# Consignes
- a) Dans le bilan de l'expédition 2002, présentez sous forme de liste plus courte le paragraphe commençant par « Le grand froid fut cette année », sans perdre ses faits principaux.
- b) Recopiez le passage du bilan de l'expédition 2002 qui commence à « S'il aurait été » et se termine à « plus au nord. ».

# Texte présenté
>>>

Bilan de l'expédition 2002

Mercredi 5 juin à 20h15 sur ARTE :

"L'école des Inuit",

un reportage de 30 minutes sur notre expédition.

Un hiver glacial tardif
"Uummannaq – Thulé" : l'expédition impossible ?
Destination, durée et distance
La plus grande expédition pour des enfants jamais organisée
"L'école de la nature" pour aider des enfants à vivre mieux
Deux nouvelles expériences de tournages de documentaires télé
"Arcticinuit", notre site Internet et les écoles partenaires
L'expédition 2003
Ma 4ème expédition et mon retour en France
Un hiver glacial tardif

Le grand froid fut cette année très intense : entre – 15°C et –32°C pour les températures vues sur un thermomètre, sans tenir compte de l'effet de Chill, c'est-à-dire le vent qui abaisse énormément ces température théoriques. Durant les deux mois de mars et d'avril, ces températures se sont maintenues très basses, sans remonter autour de –10°C comme il est habituel au printemps. Mais le grand froid est venu trop tard : ce n'est qu'à la fin février que la banquise s'est formée solidement dans toute la baie d'Uummannaq. Nous avons donc commencé à sortir en traîneaux très tard dans la saison (par comparaison, fin décembre ou mi-janvier il y a quelques années) pour l'entraînement des chiens et des membres de l'expédition.


En traîneau au coucher du soleil - Dogsledging during sunset

"Uummannaq – Thulé" : l'expédition impossible ?
Cette année encore, le projet – ou plutôt le rêve – de rejoindre "l'ultima Thulé" des esquimaux polaires – terre habitée la plus septentrionale du monde – ne fut pas possible. Nous avions pris la décision de ne pas partir pour cette destination à la fin février en apprenant que le film documentaire sur cette expédition ne serait pas tourné cette année. 

S'il aurait été sûrement difficile mais probablement possible de monter jusqu'à Thulé au mois de mars par – 30°C de moyenne, il était vraiment impossible de redescendre en traîneaux à Uummannaq. Au mois d'avril, trois jeunes Norvégiens ont tenté de monter vers le nord. Ils se sont arrêtés à Upernavik car la mer y était dégelée. Comme le groupe 1 de notre expédition qui n'a pas pu, lui non plus, monter plus au nord.

<<<

Annotations de cadres de délimitation
>>>

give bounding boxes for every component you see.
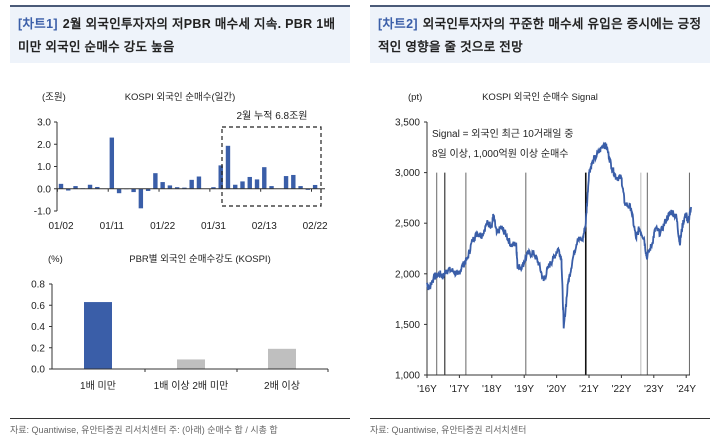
daily-chart-ylabel: (조원) — [42, 92, 66, 103]
daily-net-buy-bar — [247, 176, 252, 189]
y-tick-label: 0.8 — [31, 280, 45, 291]
right-chart-header: [차트2] 외국인투자자의 꾸준한 매수세 유입은 증시에는 긍정적인 영향을 줄… — [370, 5, 710, 63]
kospi-line — [426, 141, 692, 329]
x-tick-label: 01/02 — [48, 221, 73, 232]
y-tick-label: 2,000 — [395, 269, 420, 280]
daily-chart-title: KOSPI 외국인 순매수(일간) — [125, 91, 236, 103]
daily-net-buy-bar — [240, 181, 245, 189]
x-tick-label: '16Y — [417, 384, 437, 395]
y-tick-label: 1.0 — [37, 162, 51, 173]
daily-net-buy-bar — [269, 186, 274, 189]
daily-net-buy-bar — [138, 188, 144, 209]
y-tick-label: -1.0 — [34, 207, 52, 218]
daily-net-buy-bar — [182, 187, 187, 189]
x-tick-label: '21Y — [579, 384, 599, 395]
x-tick-label: 01/11 — [100, 221, 125, 232]
x-tick-label: '20Y — [547, 384, 567, 395]
daily-net-buy-bar — [218, 165, 223, 189]
x-category-label: 1배 미만 — [80, 380, 116, 392]
daily-net-buy-bar — [160, 182, 165, 189]
daily-net-buy-bar — [116, 188, 122, 194]
daily-net-buy-bar — [254, 179, 260, 189]
daily-net-buy-bar — [131, 188, 136, 193]
y-tick-label: 0.0 — [37, 184, 51, 195]
y-tick-label: 1,500 — [395, 320, 420, 331]
daily-net-buy-bar — [312, 184, 318, 189]
chart-heading: 외국인투자자의 꾸준한 매수세 유입은 증시에는 긍정적인 영향을 줄 것으로 … — [378, 17, 702, 54]
signal-chart-title: KOSPI 외국인 순매수 Signal — [482, 91, 598, 103]
daily-net-buy-bar — [189, 179, 194, 189]
daily-chart-annotation: 2월 누적 6.8조원 — [236, 110, 307, 122]
pbr-bar — [84, 302, 112, 369]
x-tick-label: '24Y — [676, 384, 696, 395]
x-tick-label: '19Y — [514, 384, 534, 395]
y-tick-label: 0.0 — [31, 365, 45, 376]
daily-net-buy-bar — [298, 186, 303, 189]
chart-tag: [차트1] — [18, 17, 58, 31]
x-category-label: 1배 이상 2배 미만 — [154, 380, 229, 392]
y-tick-label: 2,500 — [395, 219, 420, 230]
x-tick-label: '18Y — [482, 384, 502, 395]
pbr-chart-ylabel: (%) — [48, 254, 63, 265]
left-chart-header: [차트1] 2월 외국인투자자의 저PBR 매수세 지속. PBR 1배 미만 외… — [10, 5, 350, 63]
daily-net-buy-bar — [291, 174, 296, 189]
daily-net-buy-bar — [87, 184, 93, 189]
daily-net-buy-bar — [233, 184, 238, 189]
chart-heading: 2월 외국인투자자의 저PBR 매수세 지속. PBR 1배 미만 외국인 순매… — [18, 17, 336, 54]
daily-net-buy-bar — [109, 137, 115, 189]
y-tick-label: 3,000 — [395, 168, 420, 179]
daily-net-buy-bar — [283, 176, 289, 189]
daily-net-buy-bar — [153, 173, 158, 189]
signal-chart-ylabel: (pt) — [408, 92, 422, 103]
y-tick-label: 1,000 — [395, 371, 420, 382]
x-tick-label: 02/22 — [303, 221, 328, 232]
daily-net-buy-bar — [145, 188, 151, 191]
x-tick-label: '23Y — [644, 384, 664, 395]
daily-net-buy-bar — [73, 186, 78, 189]
daily-net-buy-bar — [305, 188, 311, 190]
x-tick-label: '22Y — [612, 384, 632, 395]
signal-annotation-line2: 8일 이상, 1,000억원 이상 순매수 — [432, 148, 568, 160]
daily-net-buy-bar — [262, 167, 267, 189]
x-tick-label: '17Y — [450, 384, 470, 395]
y-tick-label: 0.6 — [31, 301, 45, 312]
signal-annotation-line1: Signal = 외국인 최근 10거래일 중 — [432, 128, 573, 140]
pbr-bar — [177, 359, 205, 369]
daily-net-buy-bar — [196, 176, 202, 189]
chart-tag: [차트2] — [378, 17, 418, 31]
y-tick-label: 3.0 — [37, 118, 51, 129]
x-category-label: 2배 이상 — [264, 380, 300, 392]
y-tick-label: 2.0 — [37, 140, 51, 151]
daily-net-buy-bar — [167, 185, 173, 189]
right-source-note: 자료: Quantiwise, 유안타증권 리서치센터 — [370, 418, 710, 436]
x-tick-label: 01/22 — [150, 221, 175, 232]
y-tick-label: 0.2 — [31, 343, 45, 354]
x-tick-label: 02/13 — [252, 221, 277, 232]
daily-net-buy-bar — [66, 188, 71, 191]
daily-net-buy-bar — [174, 187, 180, 189]
daily-net-buy-bar — [95, 186, 100, 189]
y-tick-label: 3,500 — [395, 118, 420, 129]
daily-net-buy-bar — [225, 145, 231, 189]
february-highlight-box — [221, 126, 322, 207]
pbr-bar — [268, 348, 296, 369]
daily-net-buy-bar — [211, 187, 216, 189]
y-tick-label: 0.4 — [31, 322, 45, 333]
x-tick-label: 01/31 — [201, 221, 226, 232]
daily-net-buy-bar — [58, 183, 64, 189]
left-source-note: 자료: Quantiwise, 유안타증권 리서치센터 주: (아래) 순매수 … — [10, 418, 350, 436]
pbr-chart-title: PBR별 외국인 순매수강도 (KOSPI) — [129, 253, 270, 265]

<<<

# Réponses
- a)
- Froid très intense cette année : entre –15 °C et –32 °C au thermomètre, sans compter l'effet du vent.
- En mars et en avril, les températures sont restées très basses, sans remonter vers –10 °C comme d'habitude au printemps.
- Le froid est arrivé trop tard : la banquise ne s'est formée solidement dans toute la baie d'Uummannaq qu'à la fin février.
- Les sorties en traîneaux pour entraîner les chiens et les membres de l'expédition ont donc commencé très tard, alors qu'il y a quelques années elles débutaient fin décembre ou mi-janvier.

- b)
S'il aurait été sûrement difficile mais probablement possible de monter jusqu'à Thulé au mois de mars par – 30°C de moyenne, il était vraiment impossible de redescendre en traîneaux à Uummannaq. Au mois d'avril, trois jeunes Norvégiens ont tenté de monter vers le nord. Ils se sont arrêtés à Upernavik car la mer y était dégelée. Comme le groupe 1 de notre expédition qui n'a pas pu, lui non plus, monter plus au nord.